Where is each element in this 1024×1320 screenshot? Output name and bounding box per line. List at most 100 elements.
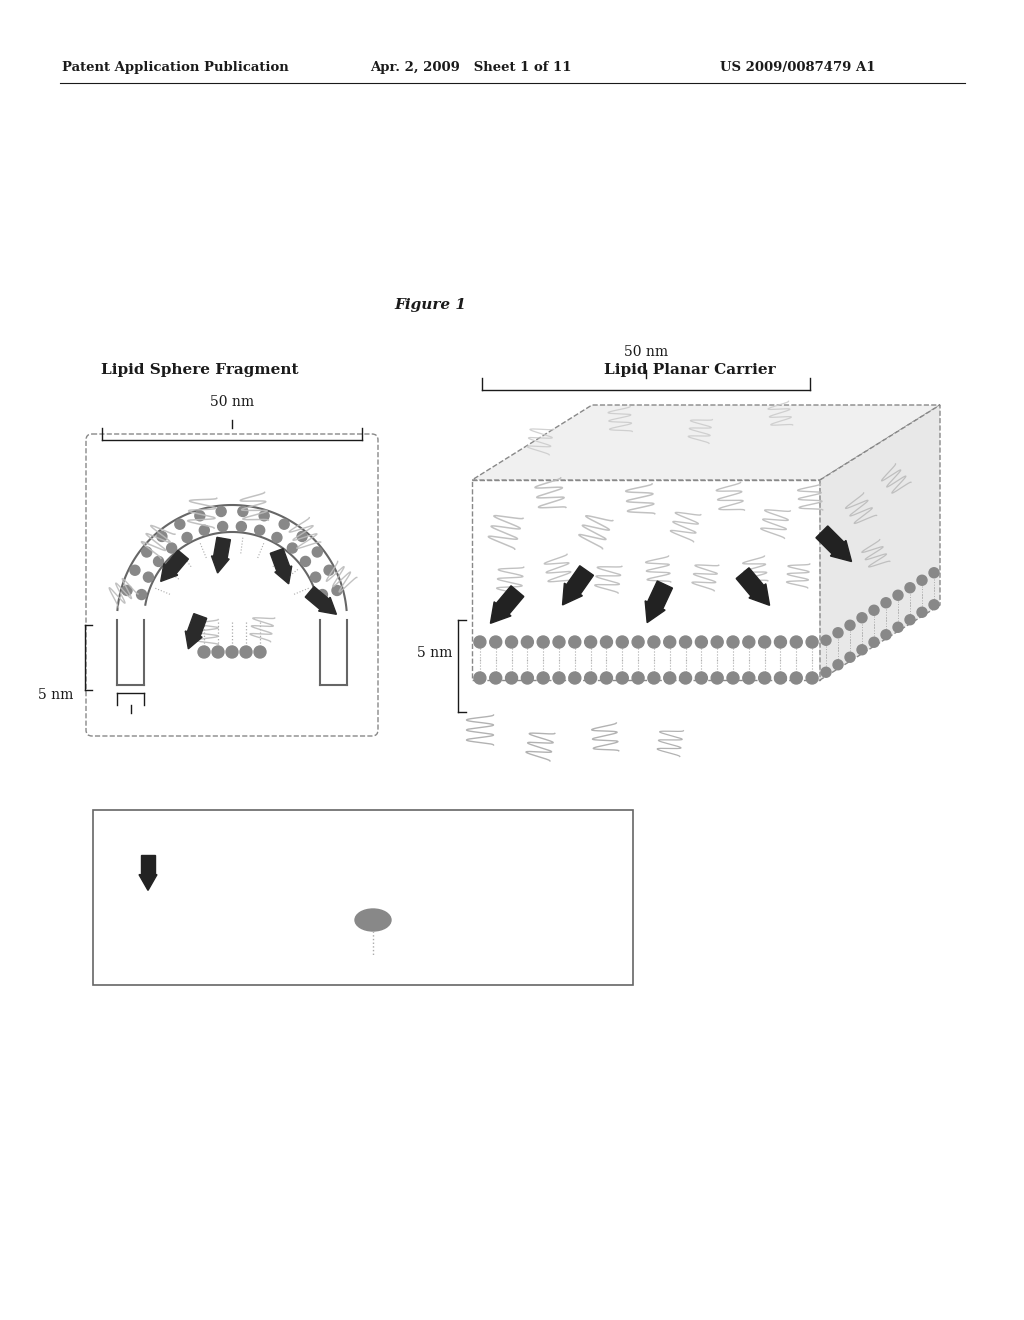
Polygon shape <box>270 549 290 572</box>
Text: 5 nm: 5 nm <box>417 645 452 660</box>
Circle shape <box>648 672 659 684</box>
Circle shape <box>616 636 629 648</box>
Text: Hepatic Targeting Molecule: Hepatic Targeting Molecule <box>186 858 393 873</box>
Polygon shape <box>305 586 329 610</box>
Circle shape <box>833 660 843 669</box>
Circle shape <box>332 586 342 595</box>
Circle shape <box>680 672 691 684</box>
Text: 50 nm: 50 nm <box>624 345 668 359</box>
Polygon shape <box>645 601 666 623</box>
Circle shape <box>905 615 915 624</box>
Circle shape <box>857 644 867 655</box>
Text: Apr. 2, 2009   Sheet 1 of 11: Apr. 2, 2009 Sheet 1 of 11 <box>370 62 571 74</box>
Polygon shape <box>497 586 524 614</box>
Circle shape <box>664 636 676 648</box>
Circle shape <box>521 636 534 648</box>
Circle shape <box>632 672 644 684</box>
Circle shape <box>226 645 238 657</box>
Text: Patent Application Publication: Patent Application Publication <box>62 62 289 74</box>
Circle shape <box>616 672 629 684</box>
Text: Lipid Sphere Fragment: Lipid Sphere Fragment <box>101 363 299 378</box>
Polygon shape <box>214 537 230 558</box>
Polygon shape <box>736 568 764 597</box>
* * *
SET PROBLEM -> Write the lines above again, changing "screenshot" to "image" and keeping everything else the same. Leave the picture out of your answer.

RESULT FOR THIS EXERCISE ->
Where is each element in this 1024×1320 image? Output name and bounding box per line. List at most 100 elements.
Polygon shape <box>270 549 290 572</box>
Text: 5 nm: 5 nm <box>417 645 452 660</box>
Circle shape <box>648 672 659 684</box>
Circle shape <box>616 636 629 648</box>
Text: Hepatic Targeting Molecule: Hepatic Targeting Molecule <box>186 858 393 873</box>
Polygon shape <box>305 586 329 610</box>
Circle shape <box>833 660 843 669</box>
Circle shape <box>332 586 342 595</box>
Circle shape <box>680 672 691 684</box>
Text: 50 nm: 50 nm <box>624 345 668 359</box>
Polygon shape <box>645 601 666 623</box>
Circle shape <box>905 615 915 624</box>
Circle shape <box>857 644 867 655</box>
Text: Apr. 2, 2009   Sheet 1 of 11: Apr. 2, 2009 Sheet 1 of 11 <box>370 62 571 74</box>
Polygon shape <box>497 586 524 614</box>
Circle shape <box>664 636 676 648</box>
Circle shape <box>521 636 534 648</box>
Circle shape <box>632 672 644 684</box>
Circle shape <box>226 645 238 657</box>
Text: Patent Application Publication: Patent Application Publication <box>62 62 289 74</box>
Circle shape <box>616 672 629 684</box>
Text: Lipid Sphere Fragment: Lipid Sphere Fragment <box>101 363 299 378</box>
Polygon shape <box>214 537 230 558</box>
Polygon shape <box>736 568 764 597</box>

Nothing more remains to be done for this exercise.